Records supplied:
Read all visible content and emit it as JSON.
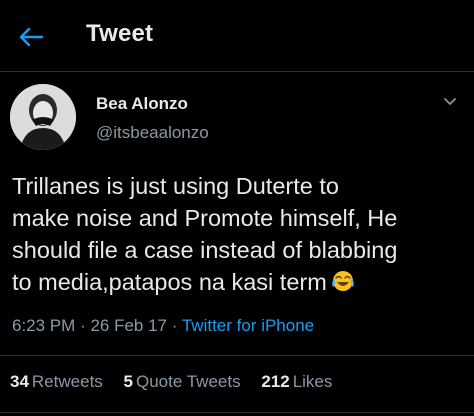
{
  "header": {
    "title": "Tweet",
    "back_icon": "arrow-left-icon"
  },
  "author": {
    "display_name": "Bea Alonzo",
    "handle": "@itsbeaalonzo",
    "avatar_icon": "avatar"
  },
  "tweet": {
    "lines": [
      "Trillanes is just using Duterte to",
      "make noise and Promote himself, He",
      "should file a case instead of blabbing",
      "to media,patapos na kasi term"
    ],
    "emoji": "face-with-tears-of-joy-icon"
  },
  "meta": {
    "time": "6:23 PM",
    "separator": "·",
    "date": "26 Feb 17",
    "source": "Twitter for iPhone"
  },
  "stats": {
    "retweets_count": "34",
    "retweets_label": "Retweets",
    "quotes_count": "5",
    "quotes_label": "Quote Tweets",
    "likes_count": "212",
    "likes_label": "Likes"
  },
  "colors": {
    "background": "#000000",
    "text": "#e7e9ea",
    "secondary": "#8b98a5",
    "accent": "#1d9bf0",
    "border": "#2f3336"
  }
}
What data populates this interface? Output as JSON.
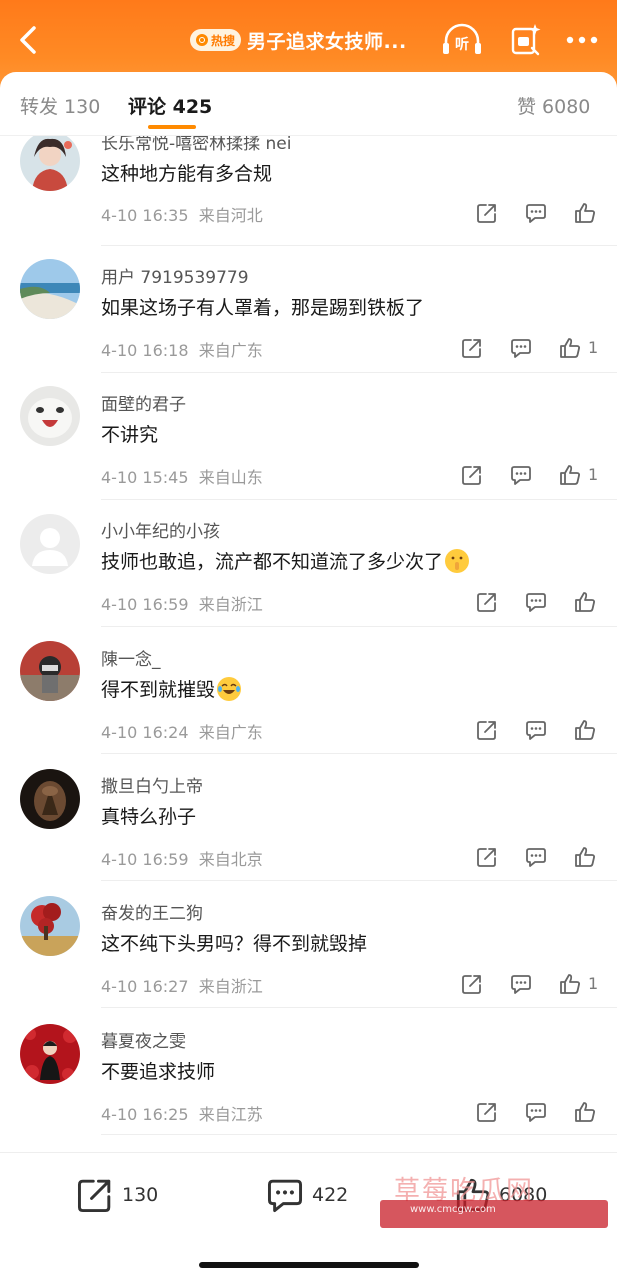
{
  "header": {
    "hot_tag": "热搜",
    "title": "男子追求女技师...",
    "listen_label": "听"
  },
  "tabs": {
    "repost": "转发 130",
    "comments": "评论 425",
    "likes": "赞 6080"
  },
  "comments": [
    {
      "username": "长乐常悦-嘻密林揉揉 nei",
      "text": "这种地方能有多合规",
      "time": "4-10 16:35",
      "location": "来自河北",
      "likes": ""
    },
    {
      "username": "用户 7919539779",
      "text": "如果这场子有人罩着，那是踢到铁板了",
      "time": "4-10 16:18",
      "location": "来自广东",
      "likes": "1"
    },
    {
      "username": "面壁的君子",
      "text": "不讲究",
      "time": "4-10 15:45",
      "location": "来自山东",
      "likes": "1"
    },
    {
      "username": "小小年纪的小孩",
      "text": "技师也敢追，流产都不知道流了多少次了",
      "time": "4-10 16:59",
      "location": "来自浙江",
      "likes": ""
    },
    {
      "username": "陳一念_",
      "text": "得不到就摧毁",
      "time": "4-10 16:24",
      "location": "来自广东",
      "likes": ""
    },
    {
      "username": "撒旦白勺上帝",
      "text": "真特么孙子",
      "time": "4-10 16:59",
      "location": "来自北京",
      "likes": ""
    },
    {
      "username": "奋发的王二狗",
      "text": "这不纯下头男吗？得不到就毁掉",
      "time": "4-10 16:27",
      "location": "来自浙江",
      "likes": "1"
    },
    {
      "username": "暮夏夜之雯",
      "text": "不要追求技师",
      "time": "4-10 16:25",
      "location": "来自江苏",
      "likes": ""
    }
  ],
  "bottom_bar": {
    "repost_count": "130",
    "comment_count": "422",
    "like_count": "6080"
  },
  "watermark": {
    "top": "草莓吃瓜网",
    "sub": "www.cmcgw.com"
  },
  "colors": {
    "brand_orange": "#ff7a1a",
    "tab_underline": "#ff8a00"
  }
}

* * *

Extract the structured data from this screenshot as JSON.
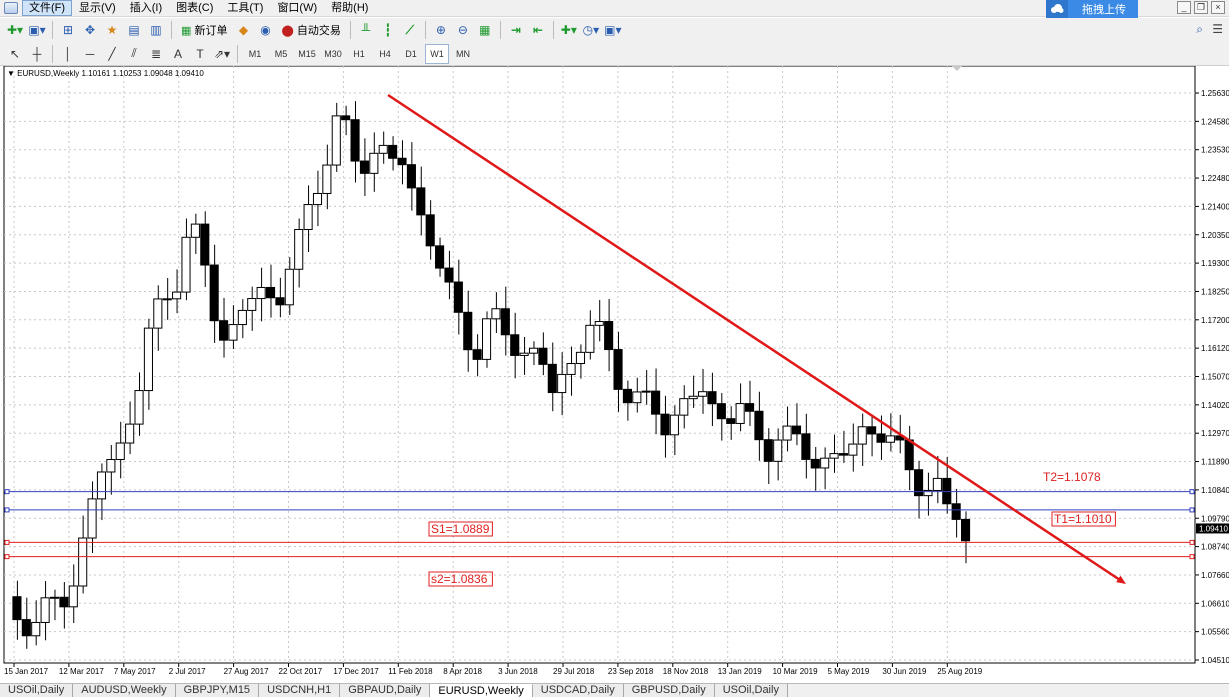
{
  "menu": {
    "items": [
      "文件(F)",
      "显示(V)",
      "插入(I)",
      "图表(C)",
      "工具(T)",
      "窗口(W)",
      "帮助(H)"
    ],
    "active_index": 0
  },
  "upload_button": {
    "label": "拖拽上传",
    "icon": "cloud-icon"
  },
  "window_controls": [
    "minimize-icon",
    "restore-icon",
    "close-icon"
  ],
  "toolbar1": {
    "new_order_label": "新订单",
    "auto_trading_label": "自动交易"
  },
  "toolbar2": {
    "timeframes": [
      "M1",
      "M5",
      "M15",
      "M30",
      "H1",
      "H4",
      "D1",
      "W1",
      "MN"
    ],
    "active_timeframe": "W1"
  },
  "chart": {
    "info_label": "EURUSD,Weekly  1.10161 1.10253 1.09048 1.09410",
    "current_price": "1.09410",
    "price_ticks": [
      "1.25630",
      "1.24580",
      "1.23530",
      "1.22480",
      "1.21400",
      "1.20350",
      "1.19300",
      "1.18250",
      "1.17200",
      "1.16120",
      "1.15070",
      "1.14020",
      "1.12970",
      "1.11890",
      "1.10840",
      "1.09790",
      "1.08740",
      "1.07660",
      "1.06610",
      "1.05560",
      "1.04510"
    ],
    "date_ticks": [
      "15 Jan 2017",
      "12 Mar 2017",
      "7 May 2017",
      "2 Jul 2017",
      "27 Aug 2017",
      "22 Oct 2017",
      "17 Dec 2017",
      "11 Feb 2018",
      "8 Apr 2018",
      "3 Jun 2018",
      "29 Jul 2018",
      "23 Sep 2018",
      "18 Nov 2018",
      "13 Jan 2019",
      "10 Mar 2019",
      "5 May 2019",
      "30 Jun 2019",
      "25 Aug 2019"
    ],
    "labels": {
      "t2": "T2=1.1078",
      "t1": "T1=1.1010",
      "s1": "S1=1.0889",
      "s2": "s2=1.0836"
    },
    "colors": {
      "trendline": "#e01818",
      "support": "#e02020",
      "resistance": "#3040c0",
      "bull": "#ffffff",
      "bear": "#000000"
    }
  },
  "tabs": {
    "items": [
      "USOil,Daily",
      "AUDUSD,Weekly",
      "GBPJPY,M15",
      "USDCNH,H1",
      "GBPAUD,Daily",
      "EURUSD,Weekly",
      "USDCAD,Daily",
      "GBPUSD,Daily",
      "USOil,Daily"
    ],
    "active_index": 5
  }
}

Your goal: Where a line above holds the string "data", show that line.

Solution for this task:
What data populates this interface? Output as JSON.
Extract the structured data from this screenshot as JSON.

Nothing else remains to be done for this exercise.